__Short problem__: Copy out all the lines exactly. Omit pictures.

__Provided records__:
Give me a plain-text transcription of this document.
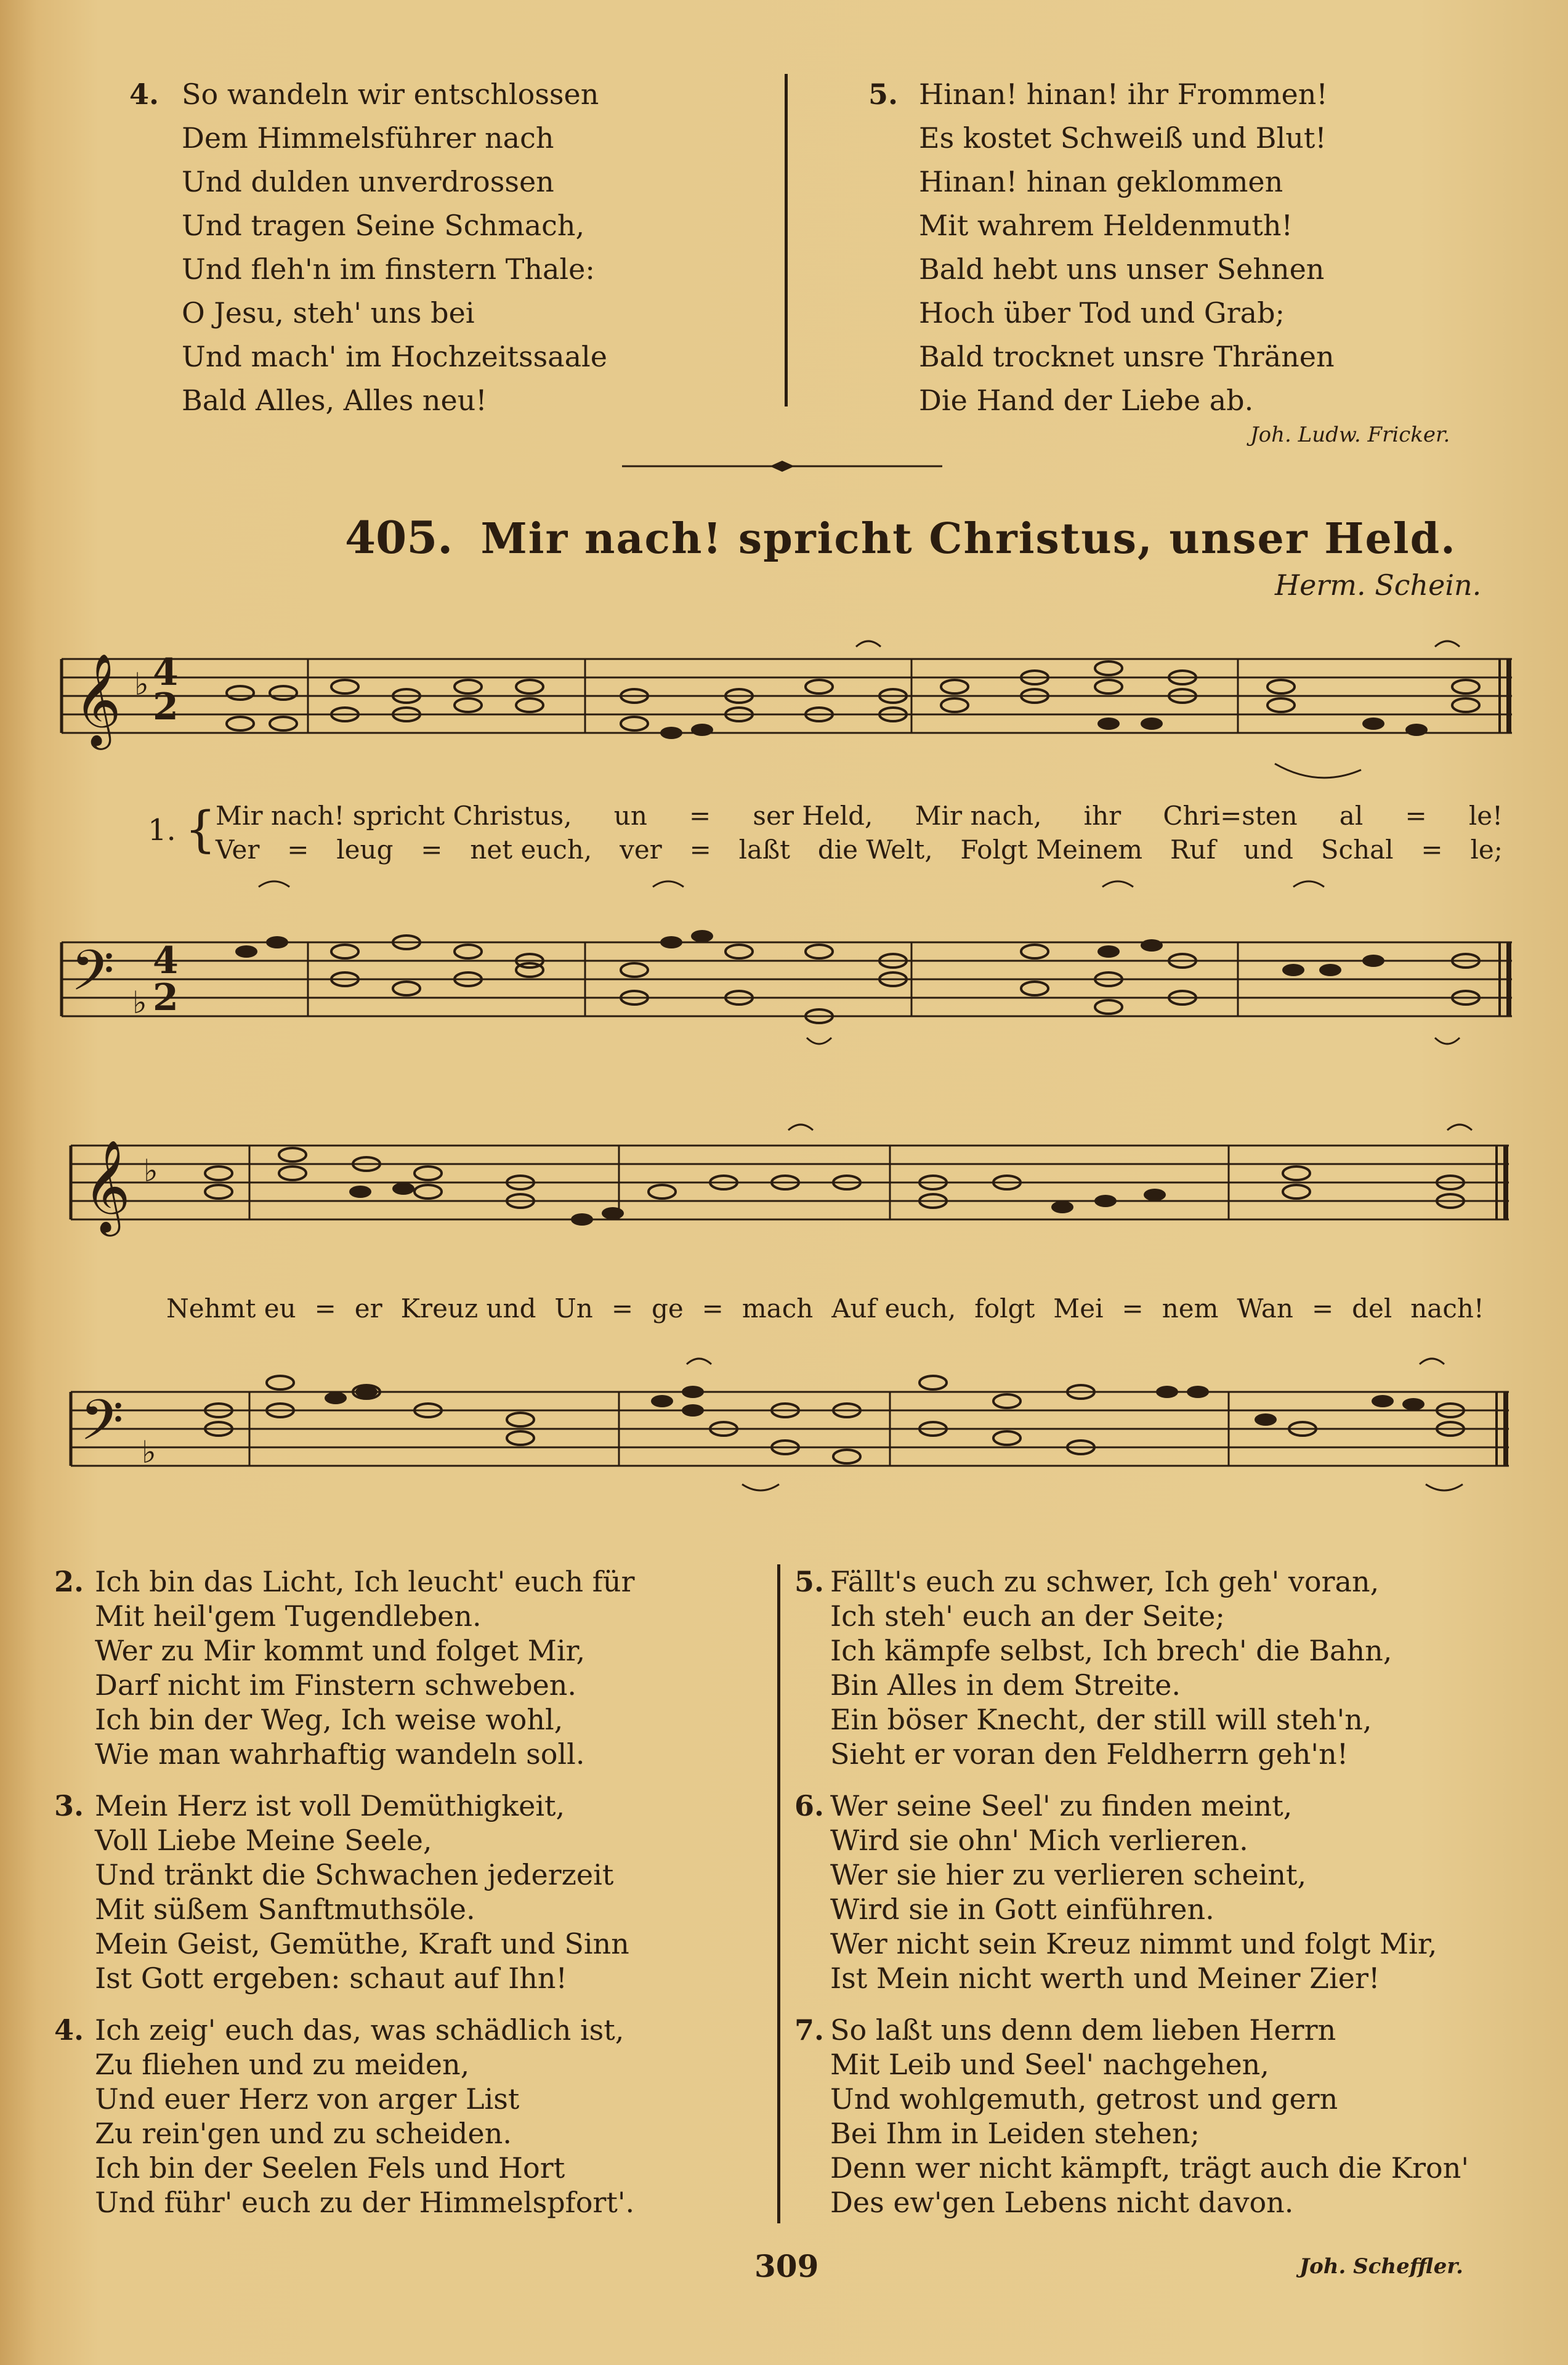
4. So wandeln wir entschlossen
Dem Himmelsführer nach
Und dulden unverdrossen
Und tragen Seine Schmach,
Und fleh'n im finstern Thale:
O Jesu, steh' uns bei
Und mach' im Hochzeitssaale
Bald Alles, Alles neu!
5. Hinan! hinan! ihr Frommen!
Es kostet Schweiß und Blut!
Hinan! hinan geklommen
Mit wahrem Heldenmuth!
Bald hebt uns unser Sehnen
Hoch über Tod und Grab;
Bald trocknet unsre Thränen
Die Hand der Liebe ab.
Joh. Ludw. Fricker.
405. Mir nach! spricht Christus, unser Held.
Herm. Schein.
𝄞 ♭ 4
2
1. { Mir nach! spricht Christus, un = ser Held, Mir nach, ihr Chri=sten al = le!
Ver = leug = net euch, ver = laßt die Welt, Folgt Meinem Ruf und Schal = le;
𝄢 ♭
4
2
𝄞 ♭
Nehmt eu = er Kreuz und Un = ge = mach Auf euch, folgt Mei = nem Wan = del nach!
𝄢 ♭
2. Ich bin das Licht, Ich leucht' euch für
Mit heil'gem Tugendleben.
Wer zu Mir kommt und folget Mir,
Darf nicht im Finstern schweben.
Ich bin der Weg, Ich weise wohl,
Wie man wahrhaftig wandeln soll.
3. Mein Herz ist voll Demüthigkeit,
Voll Liebe Meine Seele,
Und tränkt die Schwachen jederzeit
Mit süßem Sanftmuthsöle.
Mein Geist, Gemüthe, Kraft und Sinn
Ist Gott ergeben: schaut auf Ihn!
4. Ich zeig' euch das, was schädlich ist,
Zu fliehen und zu meiden,
Und euer Herz von arger List
Zu rein'gen und zu scheiden.
Ich bin der Seelen Fels und Hort
Und führ' euch zu der Himmelspfort'.
5. Fällt's euch zu schwer, Ich geh' voran,
Ich steh' euch an der Seite;
Ich kämpfe selbst, Ich brech' die Bahn,
Bin Alles in dem Streite.
Ein böser Knecht, der still will steh'n,
Sieht er voran den Feldherrn geh'n!
6. Wer seine Seel' zu finden meint,
Wird sie ohn' Mich verlieren.
Wer sie hier zu verlieren scheint,
Wird sie in Gott einführen.
Wer nicht sein Kreuz nimmt und folgt Mir,
Ist Mein nicht werth und Meiner Zier!
7. So laßt uns denn dem lieben Herrn
Mit Leib und Seel' nachgehen,
Und wohlgemuth, getrost und gern
Bei Ihm in Leiden stehen;
Denn wer nicht kämpft, trägt auch die Kron'
Des ew'gen Lebens nicht davon.
309	Joh. Scheffler.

__Right answer__:
Give me a plain-text transcription of this document.
4. So wandeln wir entschlossen
Dem Himmelsführer nach
Und dulden unverdrossen
Und tragen Seine Schmach,
Und fleh'n im finstern Thale:
O Jesu, steh' uns bei
Und mach' im Hochzeitssaale
Bald Alles, Alles neu!
5. Hinan! hinan! ihr Frommen!
Es kostet Schweiß und Blut!
Hinan! hinan geklommen
Mit wahrem Heldenmuth!
Bald hebt uns unser Sehnen
Hoch über Tod und Grab;
Bald trocknet unsre Thränen
Die Hand der Liebe ab.
Joh. Ludw. Fricker.
405. Mir nach! spricht Christus, unser Held.
Herm. Schein.
𝄞 ♭ 4
2
1. { Mir nach! spricht Christus, un = ser Held, Mir nach, ihr Chri=sten al = le!
Ver = leug = net euch, ver = laßt die Welt, Folgt Meinem Ruf und Schal = le;
𝄢 ♭
4
2
𝄞 ♭
Nehmt eu = er Kreuz und Un = ge = mach Auf euch, folgt Mei = nem Wan = del nach!
𝄢 ♭
2. Ich bin das Licht, Ich leucht' euch für
Mit heil'gem Tugendleben.
Wer zu Mir kommt und folget Mir,
Darf nicht im Finstern schweben.
Ich bin der Weg, Ich weise wohl,
Wie man wahrhaftig wandeln soll.
3. Mein Herz ist voll Demüthigkeit,
Voll Liebe Meine Seele,
Und tränkt die Schwachen jederzeit
Mit süßem Sanftmuthsöle.
Mein Geist, Gemüthe, Kraft und Sinn
Ist Gott ergeben: schaut auf Ihn!
4. Ich zeig' euch das, was schädlich ist,
Zu fliehen und zu meiden,
Und euer Herz von arger List
Zu rein'gen und zu scheiden.
Ich bin der Seelen Fels und Hort
Und führ' euch zu der Himmelspfort'.
5. Fällt's euch zu schwer, Ich geh' voran,
Ich steh' euch an der Seite;
Ich kämpfe selbst, Ich brech' die Bahn,
Bin Alles in dem Streite.
Ein böser Knecht, der still will steh'n,
Sieht er voran den Feldherrn geh'n!
6. Wer seine Seel' zu finden meint,
Wird sie ohn' Mich verlieren.
Wer sie hier zu verlieren scheint,
Wird sie in Gott einführen.
Wer nicht sein Kreuz nimmt und folgt Mir,
Ist Mein nicht werth und Meiner Zier!
7. So laßt uns denn dem lieben Herrn
Mit Leib und Seel' nachgehen,
Und wohlgemuth, getrost und gern
Bei Ihm in Leiden stehen;
Denn wer nicht kämpft, trägt auch die Kron'
Des ew'gen Lebens nicht davon.
309	Joh. Scheffler.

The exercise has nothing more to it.